== Input rows
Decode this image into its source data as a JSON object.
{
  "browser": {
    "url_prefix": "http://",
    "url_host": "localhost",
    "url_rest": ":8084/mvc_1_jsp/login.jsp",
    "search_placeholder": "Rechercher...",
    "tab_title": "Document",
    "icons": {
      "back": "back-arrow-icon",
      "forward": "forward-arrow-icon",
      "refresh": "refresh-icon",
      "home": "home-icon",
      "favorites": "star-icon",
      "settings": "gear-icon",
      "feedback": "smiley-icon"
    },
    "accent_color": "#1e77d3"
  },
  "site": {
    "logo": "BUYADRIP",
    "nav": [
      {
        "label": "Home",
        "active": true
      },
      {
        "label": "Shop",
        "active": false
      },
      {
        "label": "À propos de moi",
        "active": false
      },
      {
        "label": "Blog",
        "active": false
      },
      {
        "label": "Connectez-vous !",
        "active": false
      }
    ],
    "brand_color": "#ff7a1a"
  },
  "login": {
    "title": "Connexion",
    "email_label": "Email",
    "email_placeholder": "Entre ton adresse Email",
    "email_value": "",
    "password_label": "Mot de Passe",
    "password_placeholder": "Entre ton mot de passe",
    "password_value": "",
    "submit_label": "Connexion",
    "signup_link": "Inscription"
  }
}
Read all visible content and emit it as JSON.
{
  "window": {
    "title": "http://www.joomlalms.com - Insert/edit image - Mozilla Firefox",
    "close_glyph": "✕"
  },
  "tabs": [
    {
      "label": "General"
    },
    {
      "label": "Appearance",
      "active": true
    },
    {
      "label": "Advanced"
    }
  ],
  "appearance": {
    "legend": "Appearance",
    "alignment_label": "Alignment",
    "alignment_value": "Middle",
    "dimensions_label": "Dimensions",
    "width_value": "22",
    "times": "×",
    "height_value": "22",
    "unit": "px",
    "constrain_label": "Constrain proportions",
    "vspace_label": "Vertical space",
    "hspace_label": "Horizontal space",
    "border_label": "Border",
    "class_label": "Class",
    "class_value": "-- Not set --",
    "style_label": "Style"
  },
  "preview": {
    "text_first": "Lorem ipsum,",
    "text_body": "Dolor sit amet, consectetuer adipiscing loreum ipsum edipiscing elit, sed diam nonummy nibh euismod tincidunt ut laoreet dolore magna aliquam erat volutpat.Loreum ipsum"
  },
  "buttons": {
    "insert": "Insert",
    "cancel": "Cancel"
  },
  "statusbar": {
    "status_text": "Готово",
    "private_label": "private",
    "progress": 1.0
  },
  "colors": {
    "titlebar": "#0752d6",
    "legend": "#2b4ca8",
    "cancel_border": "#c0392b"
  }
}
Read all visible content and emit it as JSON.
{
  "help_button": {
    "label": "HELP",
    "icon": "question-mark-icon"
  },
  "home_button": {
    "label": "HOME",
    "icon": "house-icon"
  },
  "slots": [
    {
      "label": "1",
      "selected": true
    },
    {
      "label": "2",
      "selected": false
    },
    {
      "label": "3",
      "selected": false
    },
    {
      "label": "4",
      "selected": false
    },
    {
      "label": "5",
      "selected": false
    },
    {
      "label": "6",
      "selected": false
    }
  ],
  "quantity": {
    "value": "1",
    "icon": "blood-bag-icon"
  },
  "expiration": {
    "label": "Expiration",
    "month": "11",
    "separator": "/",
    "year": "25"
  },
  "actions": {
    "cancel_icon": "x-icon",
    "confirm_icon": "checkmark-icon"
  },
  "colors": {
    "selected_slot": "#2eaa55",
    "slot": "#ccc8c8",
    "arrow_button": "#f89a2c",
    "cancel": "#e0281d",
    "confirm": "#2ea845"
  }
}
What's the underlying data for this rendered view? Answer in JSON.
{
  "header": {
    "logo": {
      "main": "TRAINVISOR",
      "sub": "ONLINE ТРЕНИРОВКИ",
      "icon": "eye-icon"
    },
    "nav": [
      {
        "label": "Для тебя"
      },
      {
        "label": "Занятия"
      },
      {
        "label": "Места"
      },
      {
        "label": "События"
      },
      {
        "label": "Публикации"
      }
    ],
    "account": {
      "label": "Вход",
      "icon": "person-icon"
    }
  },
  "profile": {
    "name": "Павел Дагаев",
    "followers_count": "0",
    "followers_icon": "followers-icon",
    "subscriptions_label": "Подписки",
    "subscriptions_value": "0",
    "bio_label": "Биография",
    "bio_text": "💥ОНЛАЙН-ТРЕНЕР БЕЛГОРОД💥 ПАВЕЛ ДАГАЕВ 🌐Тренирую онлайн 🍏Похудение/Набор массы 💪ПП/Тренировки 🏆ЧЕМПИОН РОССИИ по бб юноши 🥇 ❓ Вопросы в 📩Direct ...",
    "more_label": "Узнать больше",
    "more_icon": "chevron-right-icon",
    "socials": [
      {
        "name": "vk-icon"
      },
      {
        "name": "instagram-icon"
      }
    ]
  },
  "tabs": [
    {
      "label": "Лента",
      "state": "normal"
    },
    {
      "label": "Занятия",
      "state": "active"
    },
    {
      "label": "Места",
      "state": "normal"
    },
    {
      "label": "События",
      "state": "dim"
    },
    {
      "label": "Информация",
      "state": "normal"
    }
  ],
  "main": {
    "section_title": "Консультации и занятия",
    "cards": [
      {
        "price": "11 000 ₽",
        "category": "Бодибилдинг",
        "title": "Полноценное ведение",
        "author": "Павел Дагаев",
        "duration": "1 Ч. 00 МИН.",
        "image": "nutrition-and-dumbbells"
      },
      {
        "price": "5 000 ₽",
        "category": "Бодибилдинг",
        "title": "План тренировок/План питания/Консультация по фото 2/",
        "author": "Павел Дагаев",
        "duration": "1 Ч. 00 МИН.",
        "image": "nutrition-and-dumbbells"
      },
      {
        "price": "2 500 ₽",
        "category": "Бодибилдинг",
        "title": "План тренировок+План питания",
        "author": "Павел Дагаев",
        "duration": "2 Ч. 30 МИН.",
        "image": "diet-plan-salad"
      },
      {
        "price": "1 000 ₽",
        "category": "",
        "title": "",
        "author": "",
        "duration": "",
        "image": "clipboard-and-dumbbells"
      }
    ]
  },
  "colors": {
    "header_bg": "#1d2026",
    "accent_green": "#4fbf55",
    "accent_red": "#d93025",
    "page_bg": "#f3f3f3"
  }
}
====
Work required: Go through the material above line by line and copy it exactly.

Exercise response:
Decode this image into its source data as a JSON object.
{
  "browser": {
    "url_prefix": "http://",
    "url_host": "localhost",
    "url_rest": ":8084/mvc_1_jsp/login.jsp",
    "search_placeholder": "Rechercher...",
    "tab_title": "Document",
    "icons": {
      "back": "back-arrow-icon",
      "forward": "forward-arrow-icon",
      "refresh": "refresh-icon",
      "home": "home-icon",
      "favorites": "star-icon",
      "settings": "gear-icon",
      "feedback": "smiley-icon"
    },
    "accent_color": "#1e77d3"
  },
  "site": {
    "logo": "BUYADRIP",
    "nav": [
      {
        "label": "Home",
        "active": true
      },
      {
        "label": "Shop",
        "active": false
      },
      {
        "label": "À propos de moi",
        "active": false
      },
      {
        "label": "Blog",
        "active": false
      },
      {
        "label": "Connectez-vous !",
        "active": false
      }
    ],
    "brand_color": "#ff7a1a"
  },
  "login": {
    "title": "Connexion",
    "email_label": "Email",
    "email_placeholder": "Entre ton adresse Email",
    "email_value": "",
    "password_label": "Mot de Passe",
    "password_placeholder": "Entre ton mot de passe",
    "password_value": "",
    "submit_label": "Connexion",
    "signup_link": "Inscription"
  }
}
Read all visible content and emit it as JSON.
{
  "window": {
    "title": "http://www.joomlalms.com - Insert/edit image - Mozilla Firefox",
    "close_glyph": "✕"
  },
  "tabs": [
    {
      "label": "General"
    },
    {
      "label": "Appearance",
      "active": true
    },
    {
      "label": "Advanced"
    }
  ],
  "appearance": {
    "legend": "Appearance",
    "alignment_label": "Alignment",
    "alignment_value": "Middle",
    "dimensions_label": "Dimensions",
    "width_value": "22",
    "times": "×",
    "height_value": "22",
    "unit": "px",
    "constrain_label": "Constrain proportions",
    "vspace_label": "Vertical space",
    "hspace_label": "Horizontal space",
    "border_label": "Border",
    "class_label": "Class",
    "class_value": "-- Not set --",
    "style_label": "Style"
  },
  "preview": {
    "text_first": "Lorem ipsum,",
    "text_body": "Dolor sit amet, consectetuer adipiscing loreum ipsum edipiscing elit, sed diam nonummy nibh euismod tincidunt ut laoreet dolore magna aliquam erat volutpat.Loreum ipsum"
  },
  "buttons": {
    "insert": "Insert",
    "cancel": "Cancel"
  },
  "statusbar": {
    "status_text": "Готово",
    "private_label": "private",
    "progress": 1.0
  },
  "colors": {
    "titlebar": "#0752d6",
    "legend": "#2b4ca8",
    "cancel_border": "#c0392b"
  }
}
Read all visible content and emit it as JSON.
{
  "help_button": {
    "label": "HELP",
    "icon": "question-mark-icon"
  },
  "home_button": {
    "label": "HOME",
    "icon": "house-icon"
  },
  "slots": [
    {
      "label": "1",
      "selected": true
    },
    {
      "label": "2",
      "selected": false
    },
    {
      "label": "3",
      "selected": false
    },
    {
      "label": "4",
      "selected": false
    },
    {
      "label": "5",
      "selected": false
    },
    {
      "label": "6",
      "selected": false
    }
  ],
  "quantity": {
    "value": "1",
    "icon": "blood-bag-icon"
  },
  "expiration": {
    "label": "Expiration",
    "month": "11",
    "separator": "/",
    "year": "25"
  },
  "actions": {
    "cancel_icon": "x-icon",
    "confirm_icon": "checkmark-icon"
  },
  "colors": {
    "selected_slot": "#2eaa55",
    "slot": "#ccc8c8",
    "arrow_button": "#f89a2c",
    "cancel": "#e0281d",
    "confirm": "#2ea845"
  }
}
What's the underlying data for this rendered view? Answer in JSON.
{
  "header": {
    "logo": {
      "main": "TRAINVISOR",
      "sub": "ONLINE ТРЕНИРОВКИ",
      "icon": "eye-icon"
    },
    "nav": [
      {
        "label": "Для тебя"
      },
      {
        "label": "Занятия"
      },
      {
        "label": "Места"
      },
      {
        "label": "События"
      },
      {
        "label": "Публикации"
      }
    ],
    "account": {
      "label": "Вход",
      "icon": "person-icon"
    }
  },
  "profile": {
    "name": "Павел Дагаев",
    "followers_count": "0",
    "followers_icon": "followers-icon",
    "subscriptions_label": "Подписки",
    "subscriptions_value": "0",
    "bio_label": "Биография",
    "bio_text": "💥ОНЛАЙН-ТРЕНЕР БЕЛГОРОД💥 ПАВЕЛ ДАГАЕВ 🌐Тренирую онлайн 🍏Похудение/Набор массы 💪ПП/Тренировки 🏆ЧЕМПИОН РОССИИ по бб юноши 🥇 ❓ Вопросы в 📩Direct ...",
    "more_label": "Узнать больше",
    "more_icon": "chevron-right-icon",
    "socials": [
      {
        "name": "vk-icon"
      },
      {
        "name": "instagram-icon"
      }
    ]
  },
  "tabs": [
    {
      "label": "Лента",
      "state": "normal"
    },
    {
      "label": "Занятия",
      "state": "active"
    },
    {
      "label": "Места",
      "state": "normal"
    },
    {
      "label": "События",
      "state": "dim"
    },
    {
      "label": "Информация",
      "state": "normal"
    }
  ],
  "main": {
    "section_title": "Консультации и занятия",
    "cards": [
      {
        "price": "11 000 ₽",
        "category": "Бодибилдинг",
        "title": "Полноценное ведение",
        "author": "Павел Дагаев",
        "duration": "1 Ч. 00 МИН.",
        "image": "nutrition-and-dumbbells"
      },
      {
        "price": "5 000 ₽",
        "category": "Бодибилдинг",
        "title": "План тренировок/План питания/Консультация по фото 2/",
        "author": "Павел Дагаев",
        "duration": "1 Ч. 00 МИН.",
        "image": "nutrition-and-dumbbells"
      },
      {
        "price": "2 500 ₽",
        "category": "Бодибилдинг",
        "title": "План тренировок+План питания",
        "author": "Павел Дагаев",
        "duration": "2 Ч. 30 МИН.",
        "image": "diet-plan-salad"
      },
      {
        "price": "1 000 ₽",
        "category": "",
        "title": "",
        "author": "",
        "duration": "",
        "image": "clipboard-and-dumbbells"
      }
    ]
  },
  "colors": {
    "header_bg": "#1d2026",
    "accent_green": "#4fbf55",
    "accent_red": "#d93025",
    "page_bg": "#f3f3f3"
  }
}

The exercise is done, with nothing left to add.